WHAT TO WORK ON: In the records below, reproduce verbatim every line from the one containing "lat-label-5s: 5°S bbox=[20, 377, 44, 392]" down to the one containing "model-name: Model: ACCESS-S2", including both of those lines.

━━━ RECORDS PROVIDED ━━━

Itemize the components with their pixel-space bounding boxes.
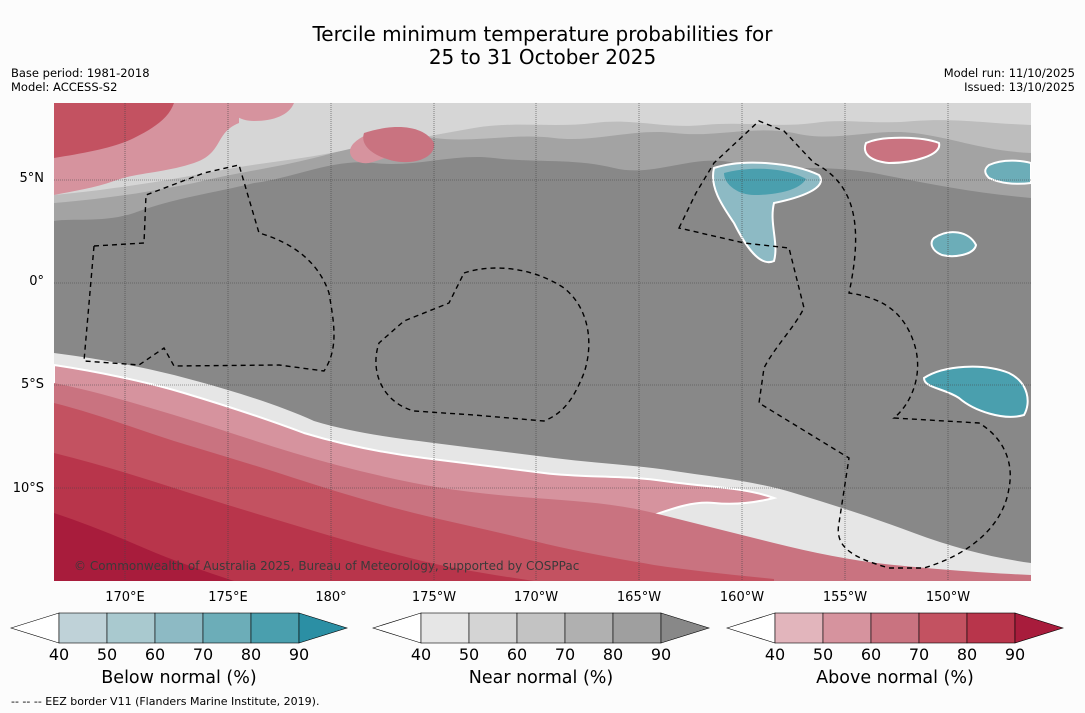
lat-label-5s: 5°S bbox=[20, 377, 44, 392]
lon-label-175e: 175°E bbox=[208, 590, 248, 605]
lon-label-180: 180° bbox=[315, 590, 347, 605]
colorbar-title-above: Above normal (%) bbox=[816, 668, 974, 688]
map-gridlines bbox=[54, 103, 1031, 581]
colorbar-title-below: Below normal (%) bbox=[101, 668, 257, 688]
map-copyright: © Commonwealth of Australia 2025, Bureau… bbox=[74, 559, 579, 573]
below-normal-east-south bbox=[922, 365, 1029, 418]
issued-date: Issued: 13/10/2025 bbox=[964, 80, 1075, 94]
near-normal-band-north-lighter bbox=[54, 103, 1031, 195]
lat-label-5n: 5°N bbox=[19, 171, 45, 186]
model-name: Model: ACCESS-S2 bbox=[11, 80, 118, 94]
probability-map: © Commonwealth of Australia 2025, Bureau… bbox=[54, 103, 1031, 581]
base-period: Base period: 1981-2018 bbox=[11, 66, 150, 80]
lon-label-170w: 170°W bbox=[513, 590, 559, 605]
figure-title-line-2: 25 to 31 October 2025 bbox=[428, 45, 657, 69]
colorbar-near-normal bbox=[371, 612, 711, 644]
above-normal-nw-inner bbox=[54, 103, 174, 158]
below-normal-east-small bbox=[930, 231, 978, 258]
above-tick-90: 90 bbox=[1004, 645, 1026, 664]
eez-footnote: -- -- -- EEZ border V11 (Flanders Marine… bbox=[11, 695, 320, 708]
lon-label-150w: 150°W bbox=[925, 590, 971, 605]
below-tick-80: 80 bbox=[240, 645, 262, 664]
near-tick-50: 50 bbox=[458, 645, 480, 664]
lat-label-0: 0° bbox=[29, 274, 44, 289]
colorbars bbox=[9, 612, 1065, 644]
lon-label-175w: 175°W bbox=[411, 590, 457, 605]
lon-label-165w: 165°W bbox=[616, 590, 662, 605]
lon-label-170e: 170°E bbox=[105, 590, 145, 605]
figure-title-line-1: Tercile minimum temperature probabilitie… bbox=[312, 22, 773, 46]
below-tick-70: 70 bbox=[192, 645, 214, 664]
colorbar-below-normal bbox=[9, 612, 349, 644]
above-normal-south-4 bbox=[54, 453, 534, 581]
below-tick-40: 40 bbox=[48, 645, 70, 664]
eez-borders bbox=[83, 120, 1011, 569]
below-normal-central-north-core bbox=[724, 168, 806, 195]
above-tick-50: 50 bbox=[812, 645, 834, 664]
lon-label-160w: 160°W bbox=[719, 590, 765, 605]
above-normal-north-patch-2 bbox=[363, 127, 435, 163]
lat-label-10s: 10°S bbox=[12, 481, 44, 496]
above-normal-north-patch-3 bbox=[229, 103, 294, 121]
above-normal-ne-patch bbox=[864, 136, 941, 165]
above-tick-70: 70 bbox=[908, 645, 930, 664]
lon-label-155w: 155°W bbox=[822, 590, 868, 605]
below-normal-east-top bbox=[984, 159, 1031, 185]
near-tick-40: 40 bbox=[410, 645, 432, 664]
above-tick-40: 40 bbox=[764, 645, 786, 664]
below-tick-50: 50 bbox=[96, 645, 118, 664]
near-tick-60: 60 bbox=[506, 645, 528, 664]
above-normal-south-5 bbox=[54, 513, 234, 581]
colorbar-above-normal bbox=[725, 612, 1065, 644]
above-tick-60: 60 bbox=[860, 645, 882, 664]
above-tick-80: 80 bbox=[956, 645, 978, 664]
near-tick-90: 90 bbox=[650, 645, 672, 664]
near-tick-70: 70 bbox=[554, 645, 576, 664]
colorbar-title-near: Near normal (%) bbox=[468, 668, 614, 688]
below-tick-90: 90 bbox=[288, 645, 310, 664]
model-run: Model run: 11/10/2025 bbox=[943, 66, 1075, 80]
below-tick-60: 60 bbox=[144, 645, 166, 664]
near-tick-80: 80 bbox=[602, 645, 624, 664]
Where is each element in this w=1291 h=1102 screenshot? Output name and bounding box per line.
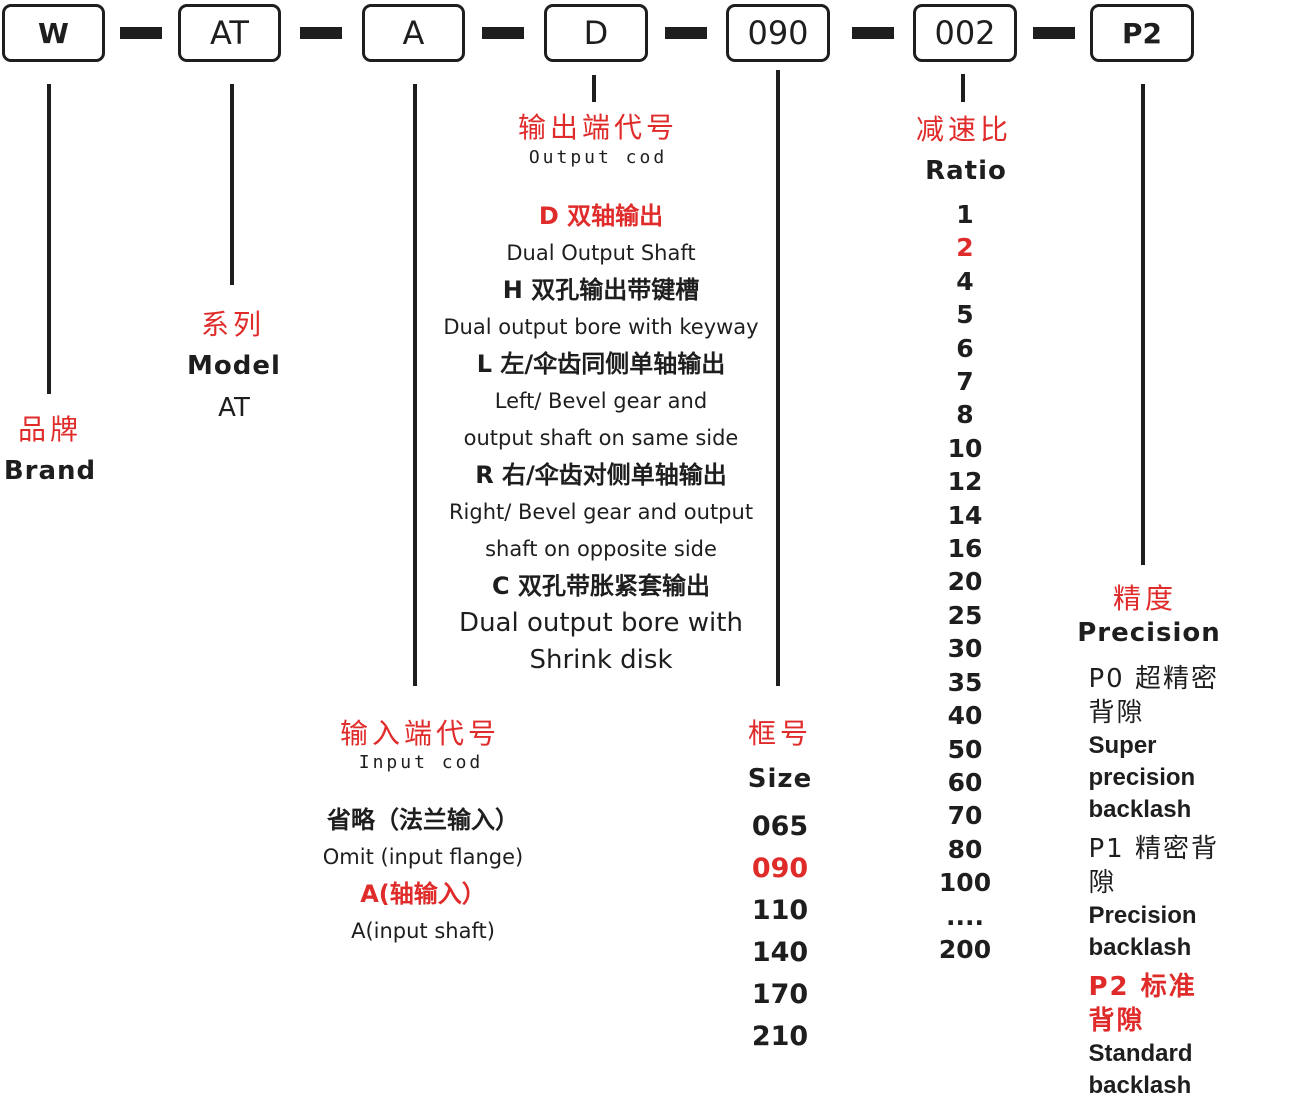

━━━

ANSWER TO THIS PROBLEM:
lat-label-5s: 5°S bbox=[20, 377, 44, 392]
lon-label-175e: 175°E bbox=[208, 590, 248, 605]
lon-label-180: 180° bbox=[315, 590, 347, 605]
colorbar-title-above: Above normal (%) bbox=[816, 668, 974, 688]
map-gridlines bbox=[54, 103, 1031, 581]
colorbar-title-below: Below normal (%) bbox=[101, 668, 257, 688]
map-copyright: © Commonwealth of Australia 2025, Bureau… bbox=[74, 559, 579, 573]
below-normal-east-south bbox=[922, 365, 1029, 418]
issued-date: Issued: 13/10/2025 bbox=[964, 80, 1075, 94]
near-normal-band-north-lighter bbox=[54, 103, 1031, 195]
lat-label-5n: 5°N bbox=[19, 171, 45, 186]
model-name: Model: ACCESS-S2 bbox=[11, 80, 118, 94]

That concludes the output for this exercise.